— Material to process —
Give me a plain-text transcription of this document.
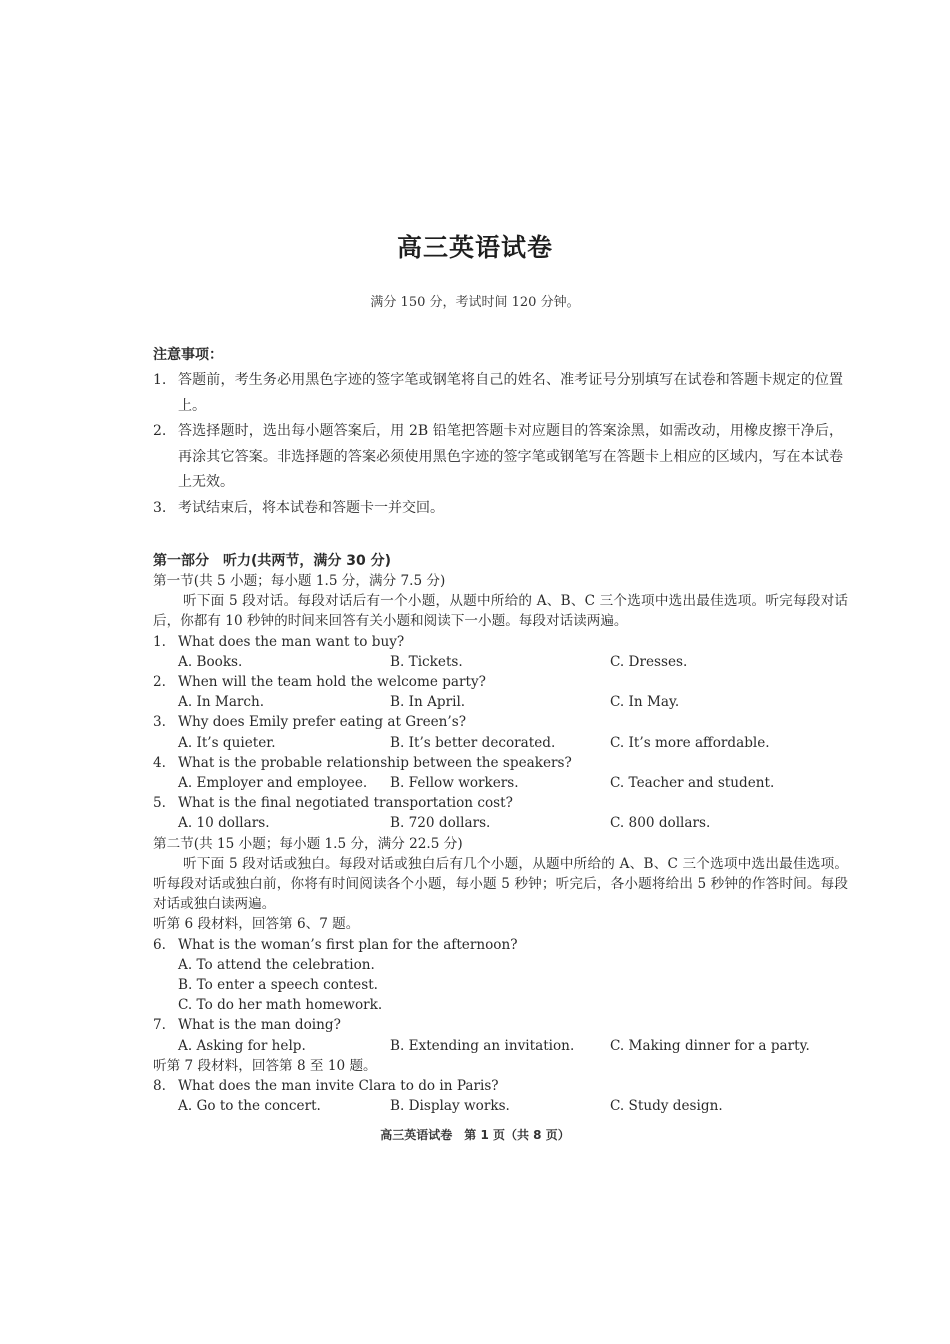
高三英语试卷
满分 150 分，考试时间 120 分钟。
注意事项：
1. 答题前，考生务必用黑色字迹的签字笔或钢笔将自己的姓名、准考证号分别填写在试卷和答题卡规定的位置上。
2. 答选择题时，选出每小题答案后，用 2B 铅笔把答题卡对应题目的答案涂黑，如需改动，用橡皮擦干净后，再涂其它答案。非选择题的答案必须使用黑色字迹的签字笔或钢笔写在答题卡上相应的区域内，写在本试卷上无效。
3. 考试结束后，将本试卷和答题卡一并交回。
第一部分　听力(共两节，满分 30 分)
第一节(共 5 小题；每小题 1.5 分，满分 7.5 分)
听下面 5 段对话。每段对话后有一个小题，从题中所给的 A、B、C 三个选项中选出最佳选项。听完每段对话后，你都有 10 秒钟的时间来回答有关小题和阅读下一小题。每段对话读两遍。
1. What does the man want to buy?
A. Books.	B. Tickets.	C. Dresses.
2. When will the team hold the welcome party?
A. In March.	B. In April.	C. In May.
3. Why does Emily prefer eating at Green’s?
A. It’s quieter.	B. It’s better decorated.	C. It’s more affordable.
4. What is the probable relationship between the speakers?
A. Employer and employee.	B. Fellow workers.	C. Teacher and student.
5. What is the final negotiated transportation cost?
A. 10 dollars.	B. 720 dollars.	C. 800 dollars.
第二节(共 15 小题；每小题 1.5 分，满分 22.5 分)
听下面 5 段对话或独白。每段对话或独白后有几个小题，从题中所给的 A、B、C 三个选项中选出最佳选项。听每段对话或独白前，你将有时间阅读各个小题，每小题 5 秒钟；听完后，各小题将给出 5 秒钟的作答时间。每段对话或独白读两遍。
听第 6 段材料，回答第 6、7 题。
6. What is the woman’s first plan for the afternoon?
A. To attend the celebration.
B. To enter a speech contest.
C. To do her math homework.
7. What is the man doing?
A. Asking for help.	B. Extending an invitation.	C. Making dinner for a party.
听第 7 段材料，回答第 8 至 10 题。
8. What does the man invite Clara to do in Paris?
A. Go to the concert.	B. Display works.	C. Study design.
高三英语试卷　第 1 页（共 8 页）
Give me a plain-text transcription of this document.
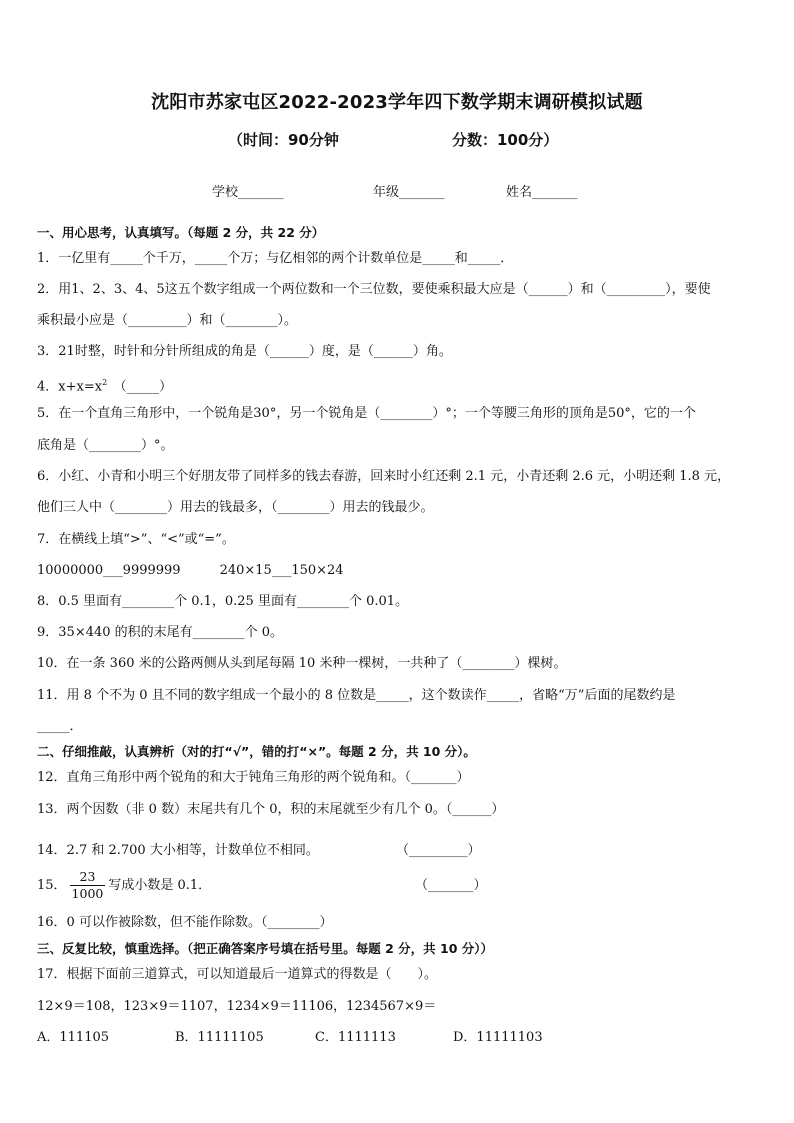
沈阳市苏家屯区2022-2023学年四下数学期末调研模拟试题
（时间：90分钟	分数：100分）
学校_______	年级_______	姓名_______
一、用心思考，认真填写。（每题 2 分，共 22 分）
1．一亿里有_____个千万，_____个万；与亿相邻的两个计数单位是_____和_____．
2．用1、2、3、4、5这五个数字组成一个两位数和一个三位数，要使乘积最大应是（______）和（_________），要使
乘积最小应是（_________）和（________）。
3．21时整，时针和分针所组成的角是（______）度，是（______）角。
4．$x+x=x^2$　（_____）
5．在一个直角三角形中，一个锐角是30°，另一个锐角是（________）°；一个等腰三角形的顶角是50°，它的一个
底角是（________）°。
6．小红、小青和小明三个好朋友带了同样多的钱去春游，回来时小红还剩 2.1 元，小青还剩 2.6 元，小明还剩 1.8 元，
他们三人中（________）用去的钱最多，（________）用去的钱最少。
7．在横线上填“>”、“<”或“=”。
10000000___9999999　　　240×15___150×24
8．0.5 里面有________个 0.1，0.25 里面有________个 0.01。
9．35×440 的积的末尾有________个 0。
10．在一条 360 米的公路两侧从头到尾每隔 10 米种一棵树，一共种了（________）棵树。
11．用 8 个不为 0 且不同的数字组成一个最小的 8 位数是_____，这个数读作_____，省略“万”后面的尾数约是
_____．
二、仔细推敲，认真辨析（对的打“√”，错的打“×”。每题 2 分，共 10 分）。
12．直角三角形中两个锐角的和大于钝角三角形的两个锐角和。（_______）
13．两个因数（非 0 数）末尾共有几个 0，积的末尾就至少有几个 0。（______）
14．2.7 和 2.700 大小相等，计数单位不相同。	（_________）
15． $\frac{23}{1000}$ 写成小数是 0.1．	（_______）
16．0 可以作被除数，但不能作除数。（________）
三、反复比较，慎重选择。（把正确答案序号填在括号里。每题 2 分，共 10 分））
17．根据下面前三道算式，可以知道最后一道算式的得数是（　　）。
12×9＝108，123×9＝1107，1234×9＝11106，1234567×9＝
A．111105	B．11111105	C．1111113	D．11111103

— Short problem —
Your copy of the data above should match it exactly, except that pictures are left out.

— Solution —
Give me a plain-text transcription of this document.
高三英语试卷
满分 150 分，考试时间 120 分钟。
注意事项：
1. 答题前，考生务必用黑色字迹的签字笔或钢笔将自己的姓名、准考证号分别填写在试卷和答题卡规定的位置上。
2. 答选择题时，选出每小题答案后，用 2B 铅笔把答题卡对应题目的答案涂黑，如需改动，用橡皮擦干净后，再涂其它答案。非选择题的答案必须使用黑色字迹的签字笔或钢笔写在答题卡上相应的区域内，写在本试卷上无效。
3. 考试结束后，将本试卷和答题卡一并交回。
第一部分　听力(共两节，满分 30 分)
第一节(共 5 小题；每小题 1.5 分，满分 7.5 分)
听下面 5 段对话。每段对话后有一个小题，从题中所给的 A、B、C 三个选项中选出最佳选项。听完每段对话后，你都有 10 秒钟的时间来回答有关小题和阅读下一小题。每段对话读两遍。
1. What does the man want to buy?
A. Books.	B. Tickets.	C. Dresses.
2. When will the team hold the welcome party?
A. In March.	B. In April.	C. In May.
3. Why does Emily prefer eating at Green’s?
A. It’s quieter.	B. It’s better decorated.	C. It’s more affordable.
4. What is the probable relationship between the speakers?
A. Employer and employee.	B. Fellow workers.	C. Teacher and student.
5. What is the final negotiated transportation cost?
A. 10 dollars.	B. 720 dollars.	C. 800 dollars.
第二节(共 15 小题；每小题 1.5 分，满分 22.5 分)
听下面 5 段对话或独白。每段对话或独白后有几个小题，从题中所给的 A、B、C 三个选项中选出最佳选项。听每段对话或独白前，你将有时间阅读各个小题，每小题 5 秒钟；听完后，各小题将给出 5 秒钟的作答时间。每段对话或独白读两遍。
听第 6 段材料，回答第 6、7 题。
6. What is the woman’s first plan for the afternoon?
A. To attend the celebration.
B. To enter a speech contest.
C. To do her math homework.
7. What is the man doing?
A. Asking for help.	B. Extending an invitation.	C. Making dinner for a party.
听第 7 段材料，回答第 8 至 10 题。
8. What does the man invite Clara to do in Paris?
A. Go to the concert.	B. Display works.	C. Study design.
高三英语试卷　第 1 页（共 8 页）
Give me a plain-text transcription of this document.
沈阳市苏家屯区2022-2023学年四下数学期末调研模拟试题
（时间：90分钟	分数：100分）
学校_______	年级_______	姓名_______
一、用心思考，认真填写。（每题 2 分，共 22 分）
1．一亿里有_____个千万，_____个万；与亿相邻的两个计数单位是_____和_____．
2．用1、2、3、4、5这五个数字组成一个两位数和一个三位数，要使乘积最大应是（______）和（_________），要使
乘积最小应是（_________）和（________）。
3．21时整，时针和分针所组成的角是（______）度，是（______）角。
4．$x+x=x^2$　（_____）
5．在一个直角三角形中，一个锐角是30°，另一个锐角是（________）°；一个等腰三角形的顶角是50°，它的一个
底角是（________）°。
6．小红、小青和小明三个好朋友带了同样多的钱去春游，回来时小红还剩 2.1 元，小青还剩 2.6 元，小明还剩 1.8 元，
他们三人中（________）用去的钱最多，（________）用去的钱最少。
7．在横线上填“>”、“<”或“=”。
10000000___9999999　　　240×15___150×24
8．0.5 里面有________个 0.1，0.25 里面有________个 0.01。
9．35×440 的积的末尾有________个 0。
10．在一条 360 米的公路两侧从头到尾每隔 10 米种一棵树，一共种了（________）棵树。
11．用 8 个不为 0 且不同的数字组成一个最小的 8 位数是_____，这个数读作_____，省略“万”后面的尾数约是
_____．
二、仔细推敲，认真辨析（对的打“√”，错的打“×”。每题 2 分，共 10 分）。
12．直角三角形中两个锐角的和大于钝角三角形的两个锐角和。（_______）
13．两个因数（非 0 数）末尾共有几个 0，积的末尾就至少有几个 0。（______）
14．2.7 和 2.700 大小相等，计数单位不相同。	（_________）
15． $\frac{23}{1000}$ 写成小数是 0.1．	（_______）
16．0 可以作被除数，但不能作除数。（________）
三、反复比较，慎重选择。（把正确答案序号填在括号里。每题 2 分，共 10 分））
17．根据下面前三道算式，可以知道最后一道算式的得数是（　　）。
12×9＝108，123×9＝1107，1234×9＝11106，1234567×9＝
A．111105	B．11111105	C．1111113	D．11111103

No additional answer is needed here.